PROBLEM DETAILS:
Return only this: the line with "Give me the" and all the lines that follow it below, through the final one, exactly as they are.

(Raw records)
◆ ◆ ◆ ◆ ◆ ◆ ◆

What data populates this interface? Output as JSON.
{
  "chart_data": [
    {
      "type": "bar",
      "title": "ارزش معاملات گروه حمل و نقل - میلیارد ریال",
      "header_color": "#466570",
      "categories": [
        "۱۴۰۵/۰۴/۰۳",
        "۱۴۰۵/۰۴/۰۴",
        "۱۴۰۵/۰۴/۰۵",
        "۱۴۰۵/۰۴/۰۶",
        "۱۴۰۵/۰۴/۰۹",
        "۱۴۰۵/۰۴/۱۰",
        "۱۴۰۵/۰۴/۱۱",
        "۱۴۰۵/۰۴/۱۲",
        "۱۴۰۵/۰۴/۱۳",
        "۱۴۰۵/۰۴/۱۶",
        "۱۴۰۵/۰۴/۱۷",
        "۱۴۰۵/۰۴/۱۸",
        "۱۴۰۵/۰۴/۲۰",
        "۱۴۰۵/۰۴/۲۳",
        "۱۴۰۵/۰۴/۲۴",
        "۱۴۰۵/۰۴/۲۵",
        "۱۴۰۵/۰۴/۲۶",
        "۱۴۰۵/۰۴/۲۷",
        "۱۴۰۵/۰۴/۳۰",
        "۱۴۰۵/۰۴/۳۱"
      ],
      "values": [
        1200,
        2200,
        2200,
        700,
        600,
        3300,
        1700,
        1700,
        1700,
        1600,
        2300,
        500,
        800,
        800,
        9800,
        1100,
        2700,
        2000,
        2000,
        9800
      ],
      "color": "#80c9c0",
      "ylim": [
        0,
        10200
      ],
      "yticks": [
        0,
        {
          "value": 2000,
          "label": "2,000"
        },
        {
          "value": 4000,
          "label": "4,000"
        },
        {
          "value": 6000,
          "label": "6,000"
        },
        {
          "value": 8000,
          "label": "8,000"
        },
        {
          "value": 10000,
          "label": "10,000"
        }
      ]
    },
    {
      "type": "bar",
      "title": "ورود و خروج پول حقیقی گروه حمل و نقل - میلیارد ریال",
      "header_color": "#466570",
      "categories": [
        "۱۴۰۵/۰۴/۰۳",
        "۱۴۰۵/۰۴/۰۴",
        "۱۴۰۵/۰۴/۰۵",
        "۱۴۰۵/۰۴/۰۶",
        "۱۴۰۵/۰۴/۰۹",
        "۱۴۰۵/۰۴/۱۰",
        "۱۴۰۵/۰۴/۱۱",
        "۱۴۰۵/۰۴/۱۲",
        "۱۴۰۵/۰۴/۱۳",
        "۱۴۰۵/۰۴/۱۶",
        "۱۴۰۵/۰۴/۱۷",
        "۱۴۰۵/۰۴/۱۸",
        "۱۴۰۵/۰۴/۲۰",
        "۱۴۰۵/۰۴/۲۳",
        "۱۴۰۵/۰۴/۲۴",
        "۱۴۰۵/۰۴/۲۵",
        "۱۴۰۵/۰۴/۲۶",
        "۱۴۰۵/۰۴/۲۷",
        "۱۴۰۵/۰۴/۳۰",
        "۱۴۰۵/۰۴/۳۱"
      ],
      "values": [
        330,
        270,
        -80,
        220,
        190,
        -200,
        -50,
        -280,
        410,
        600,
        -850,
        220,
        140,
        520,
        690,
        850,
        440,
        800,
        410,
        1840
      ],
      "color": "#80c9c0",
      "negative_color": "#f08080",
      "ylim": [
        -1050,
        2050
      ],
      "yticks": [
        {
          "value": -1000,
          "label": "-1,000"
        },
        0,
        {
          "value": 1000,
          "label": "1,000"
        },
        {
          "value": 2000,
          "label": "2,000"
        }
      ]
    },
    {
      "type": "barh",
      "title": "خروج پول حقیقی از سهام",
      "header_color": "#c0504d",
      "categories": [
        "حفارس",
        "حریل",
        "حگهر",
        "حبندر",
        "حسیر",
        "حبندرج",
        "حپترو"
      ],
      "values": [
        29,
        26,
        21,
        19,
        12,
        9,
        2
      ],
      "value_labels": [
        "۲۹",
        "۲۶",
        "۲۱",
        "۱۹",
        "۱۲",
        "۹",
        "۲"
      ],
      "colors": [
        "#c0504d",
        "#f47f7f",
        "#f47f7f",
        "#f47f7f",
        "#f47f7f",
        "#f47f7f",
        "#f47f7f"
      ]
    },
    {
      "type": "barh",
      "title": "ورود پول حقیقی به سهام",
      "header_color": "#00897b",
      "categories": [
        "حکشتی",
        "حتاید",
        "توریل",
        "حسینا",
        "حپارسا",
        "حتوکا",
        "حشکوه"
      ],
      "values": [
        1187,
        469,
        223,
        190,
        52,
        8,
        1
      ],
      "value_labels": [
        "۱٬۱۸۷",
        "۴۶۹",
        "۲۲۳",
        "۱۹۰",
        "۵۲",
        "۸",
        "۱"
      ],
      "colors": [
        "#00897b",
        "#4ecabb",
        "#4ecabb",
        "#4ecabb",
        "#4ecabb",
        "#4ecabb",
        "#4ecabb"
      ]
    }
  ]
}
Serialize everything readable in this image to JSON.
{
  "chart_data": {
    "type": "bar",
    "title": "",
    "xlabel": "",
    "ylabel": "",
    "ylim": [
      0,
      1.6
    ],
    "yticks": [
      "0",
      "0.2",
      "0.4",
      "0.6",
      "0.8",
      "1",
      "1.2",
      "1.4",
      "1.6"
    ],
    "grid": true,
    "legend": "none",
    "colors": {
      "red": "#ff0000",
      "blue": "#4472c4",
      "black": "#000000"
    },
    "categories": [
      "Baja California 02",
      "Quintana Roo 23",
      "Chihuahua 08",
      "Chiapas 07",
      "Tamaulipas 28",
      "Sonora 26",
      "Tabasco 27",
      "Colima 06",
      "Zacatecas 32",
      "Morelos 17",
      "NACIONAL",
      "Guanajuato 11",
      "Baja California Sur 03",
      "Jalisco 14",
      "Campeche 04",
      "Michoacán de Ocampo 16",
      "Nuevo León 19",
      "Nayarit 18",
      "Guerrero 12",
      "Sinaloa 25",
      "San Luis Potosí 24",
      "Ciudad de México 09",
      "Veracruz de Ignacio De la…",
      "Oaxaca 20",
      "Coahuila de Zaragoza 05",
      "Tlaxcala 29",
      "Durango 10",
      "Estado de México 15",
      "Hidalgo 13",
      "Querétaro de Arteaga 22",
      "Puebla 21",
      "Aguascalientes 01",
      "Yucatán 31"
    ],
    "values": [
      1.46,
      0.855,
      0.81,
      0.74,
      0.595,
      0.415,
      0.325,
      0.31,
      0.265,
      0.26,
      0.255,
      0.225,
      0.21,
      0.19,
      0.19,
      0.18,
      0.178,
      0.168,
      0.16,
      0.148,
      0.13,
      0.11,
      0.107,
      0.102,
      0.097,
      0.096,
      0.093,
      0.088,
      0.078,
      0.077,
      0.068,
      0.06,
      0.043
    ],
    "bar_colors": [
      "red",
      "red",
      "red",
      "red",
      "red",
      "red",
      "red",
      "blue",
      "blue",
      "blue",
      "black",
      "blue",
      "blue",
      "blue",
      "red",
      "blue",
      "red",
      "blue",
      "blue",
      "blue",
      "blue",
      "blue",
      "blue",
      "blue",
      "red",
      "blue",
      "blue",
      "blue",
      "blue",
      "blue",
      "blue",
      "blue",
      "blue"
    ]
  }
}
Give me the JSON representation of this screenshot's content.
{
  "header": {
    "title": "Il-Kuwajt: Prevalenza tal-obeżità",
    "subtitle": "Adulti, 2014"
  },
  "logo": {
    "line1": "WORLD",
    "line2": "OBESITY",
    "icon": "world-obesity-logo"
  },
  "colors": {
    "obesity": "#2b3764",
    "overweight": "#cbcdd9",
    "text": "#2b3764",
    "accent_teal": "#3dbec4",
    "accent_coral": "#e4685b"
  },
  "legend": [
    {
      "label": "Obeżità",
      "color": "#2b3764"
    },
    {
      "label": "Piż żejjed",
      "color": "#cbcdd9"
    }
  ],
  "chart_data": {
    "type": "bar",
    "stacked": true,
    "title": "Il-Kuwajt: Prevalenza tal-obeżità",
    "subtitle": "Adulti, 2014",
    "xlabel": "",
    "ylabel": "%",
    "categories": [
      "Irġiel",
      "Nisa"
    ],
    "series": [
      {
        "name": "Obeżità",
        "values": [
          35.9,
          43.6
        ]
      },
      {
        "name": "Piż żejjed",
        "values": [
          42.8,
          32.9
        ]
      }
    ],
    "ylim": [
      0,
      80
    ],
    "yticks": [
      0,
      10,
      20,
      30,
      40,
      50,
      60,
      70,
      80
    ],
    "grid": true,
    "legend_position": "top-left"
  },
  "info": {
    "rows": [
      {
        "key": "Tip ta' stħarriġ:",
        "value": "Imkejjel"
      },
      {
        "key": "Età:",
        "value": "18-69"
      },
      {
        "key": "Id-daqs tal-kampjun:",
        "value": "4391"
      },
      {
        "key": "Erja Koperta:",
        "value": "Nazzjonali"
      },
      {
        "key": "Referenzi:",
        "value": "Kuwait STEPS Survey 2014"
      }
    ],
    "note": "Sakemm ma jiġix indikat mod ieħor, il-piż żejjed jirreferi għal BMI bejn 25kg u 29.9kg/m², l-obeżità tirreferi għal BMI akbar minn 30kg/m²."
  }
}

◆ ◆ ◆ ◆ ◆ ◆ ◆

RESULT FOR THIS TASK:
Give me the JSON representation of this screenshot's content.
{
  "header": {
    "title": "Il-Kuwajt: Prevalenza tal-obeżità",
    "subtitle": "Adulti, 2014"
  },
  "logo": {
    "line1": "WORLD",
    "line2": "OBESITY",
    "icon": "world-obesity-logo"
  },
  "colors": {
    "obesity": "#2b3764",
    "overweight": "#cbcdd9",
    "text": "#2b3764",
    "accent_teal": "#3dbec4",
    "accent_coral": "#e4685b"
  },
  "legend": [
    {
      "label": "Obeżità",
      "color": "#2b3764"
    },
    {
      "label": "Piż żejjed",
      "color": "#cbcdd9"
    }
  ],
  "chart_data": {
    "type": "bar",
    "stacked": true,
    "title": "Il-Kuwajt: Prevalenza tal-obeżità",
    "subtitle": "Adulti, 2014",
    "xlabel": "",
    "ylabel": "%",
    "categories": [
      "Irġiel",
      "Nisa"
    ],
    "series": [
      {
        "name": "Obeżità",
        "values": [
          35.9,
          43.6
        ]
      },
      {
        "name": "Piż żejjed",
        "values": [
          42.8,
          32.9
        ]
      }
    ],
    "ylim": [
      0,
      80
    ],
    "yticks": [
      0,
      10,
      20,
      30,
      40,
      50,
      60,
      70,
      80
    ],
    "grid": true,
    "legend_position": "top-left"
  },
  "info": {
    "rows": [
      {
        "key": "Tip ta' stħarriġ:",
        "value": "Imkejjel"
      },
      {
        "key": "Età:",
        "value": "18-69"
      },
      {
        "key": "Id-daqs tal-kampjun:",
        "value": "4391"
      },
      {
        "key": "Erja Koperta:",
        "value": "Nazzjonali"
      },
      {
        "key": "Referenzi:",
        "value": "Kuwait STEPS Survey 2014"
      }
    ],
    "note": "Sakemm ma jiġix indikat mod ieħor, il-piż żejjed jirreferi għal BMI bejn 25kg u 29.9kg/m², l-obeżità tirreferi għal BMI akbar minn 30kg/m²."
  }
}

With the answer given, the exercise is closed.